_Trecho citado_
═══
Tema 1068 do STF – Execução imediata após Júri é constitucional

tribunal do júri e execução da pena

Introdução

O Supremo Tribunal Federal (STF), ao julgar o Recurso Extraordinário nº 1.235.340 de Santa Catarina, Tema 1068, firmou entendimento relevante sobre a possibilidade de execução imediata da pena após condenação pelo Tribunal do Júri. O tema, de repercussão geral reconhecida, trata da tensão entre a soberania dos veredictos do Júri e a presunção de inocência prevista na Constituição Federal.

A controvérsia e a tese fixada no Tema 1068

A discussão central girou em torno da seguinte questão: pode a pena imposta pelo Tribunal do Júri ser executada imediatamente, antes do trânsito em julgado, em face da soberania dos veredictos?

O STF, por maioria, fixou a tese da repercussão geral afirmando que:

“É constitucional a execução imediata da pena imposta pelo Tribunal do Júri, após condenação do réu por crime doloso contra a vida.”

Essa decisão contraria o entendimento anterior consolidado no HC 126.292 e na ADC 43, que vedavam a execução provisória da pena sem o trânsito em julgado da condenação, reafirmando o princípio da presunção de inocência do art. 5º, LVII, da Constituição.

Análise da decisão do STF no Tema 1068

✅ Fundamentos Jurídicos do Voto Vencedor (Min. Luís Roberto Barroso)

O voto do relator, Ministro Luís Roberto Barroso, que prevaleceu no julgamento, apoiou-se em três pilares principais:

1. Soberania dos veredictos do Tribunal do Júri (art. 5º, XXXVIII, da CF)
═══
_Material fornecido_
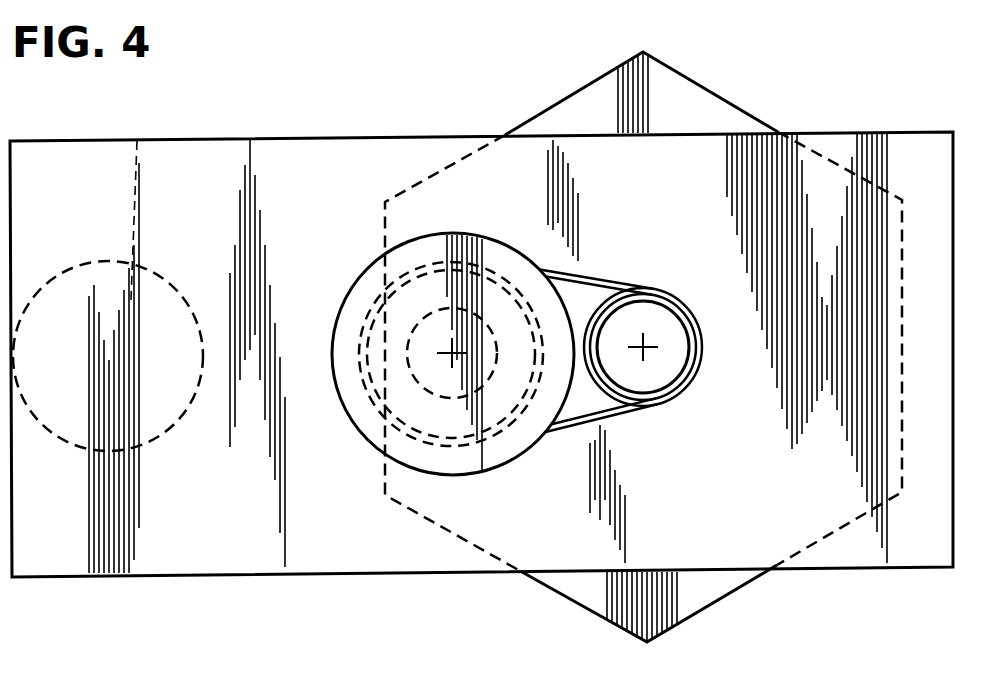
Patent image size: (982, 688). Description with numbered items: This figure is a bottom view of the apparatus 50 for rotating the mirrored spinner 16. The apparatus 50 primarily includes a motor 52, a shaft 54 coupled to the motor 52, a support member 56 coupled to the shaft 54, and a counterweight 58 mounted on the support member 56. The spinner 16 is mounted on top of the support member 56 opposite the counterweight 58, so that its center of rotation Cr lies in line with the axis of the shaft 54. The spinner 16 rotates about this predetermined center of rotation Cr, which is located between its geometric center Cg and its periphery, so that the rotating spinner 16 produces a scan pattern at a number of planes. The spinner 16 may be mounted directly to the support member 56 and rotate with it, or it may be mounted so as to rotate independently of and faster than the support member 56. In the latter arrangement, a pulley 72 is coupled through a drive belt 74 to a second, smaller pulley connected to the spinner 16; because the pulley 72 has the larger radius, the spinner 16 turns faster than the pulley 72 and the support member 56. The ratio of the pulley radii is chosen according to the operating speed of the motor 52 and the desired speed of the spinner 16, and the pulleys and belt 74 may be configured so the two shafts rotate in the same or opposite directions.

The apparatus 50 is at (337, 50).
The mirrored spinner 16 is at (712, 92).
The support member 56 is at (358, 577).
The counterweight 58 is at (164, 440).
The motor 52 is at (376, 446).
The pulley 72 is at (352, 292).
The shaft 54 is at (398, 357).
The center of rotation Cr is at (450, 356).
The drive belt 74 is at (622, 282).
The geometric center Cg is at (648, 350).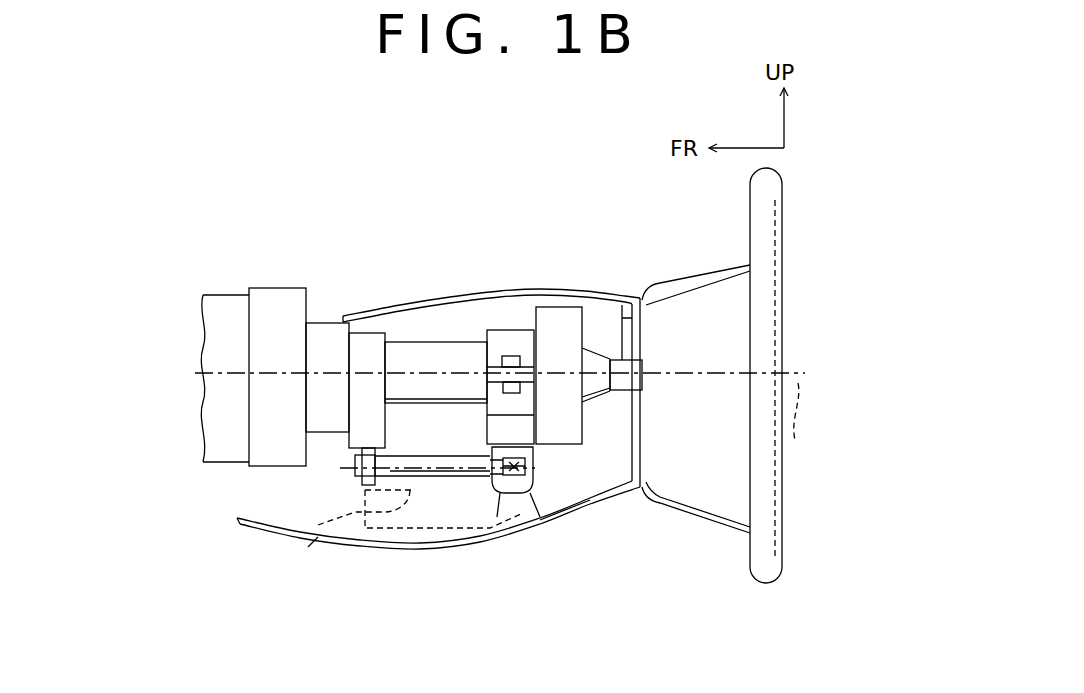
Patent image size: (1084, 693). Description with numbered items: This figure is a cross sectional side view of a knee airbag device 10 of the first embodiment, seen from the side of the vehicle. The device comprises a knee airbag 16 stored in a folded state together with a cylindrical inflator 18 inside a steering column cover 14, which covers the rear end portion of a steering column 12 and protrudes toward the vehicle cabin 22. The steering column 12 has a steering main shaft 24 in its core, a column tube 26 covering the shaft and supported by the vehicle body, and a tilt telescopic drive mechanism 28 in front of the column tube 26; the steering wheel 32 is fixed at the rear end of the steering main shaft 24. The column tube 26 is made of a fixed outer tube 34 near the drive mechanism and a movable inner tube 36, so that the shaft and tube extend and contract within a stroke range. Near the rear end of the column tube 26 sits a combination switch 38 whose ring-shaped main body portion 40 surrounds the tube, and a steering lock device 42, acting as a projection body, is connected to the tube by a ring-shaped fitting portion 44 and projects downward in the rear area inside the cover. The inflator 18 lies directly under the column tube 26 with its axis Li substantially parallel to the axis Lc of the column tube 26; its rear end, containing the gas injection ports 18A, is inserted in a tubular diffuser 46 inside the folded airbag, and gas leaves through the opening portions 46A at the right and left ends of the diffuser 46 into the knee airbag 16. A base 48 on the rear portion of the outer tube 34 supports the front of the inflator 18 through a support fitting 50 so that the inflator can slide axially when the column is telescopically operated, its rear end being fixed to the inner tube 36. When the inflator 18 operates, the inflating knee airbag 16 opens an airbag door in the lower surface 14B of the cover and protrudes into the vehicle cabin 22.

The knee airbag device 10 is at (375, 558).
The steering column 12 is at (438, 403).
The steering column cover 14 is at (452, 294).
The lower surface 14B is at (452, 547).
═══
_O que se pede_
Segundo o trecho sobre o Tema 1068 do STF, quem era o relator cujo voto venceu no julgamento?

_Resposta resolvida_
O Ministro Luís Roberto Barroso.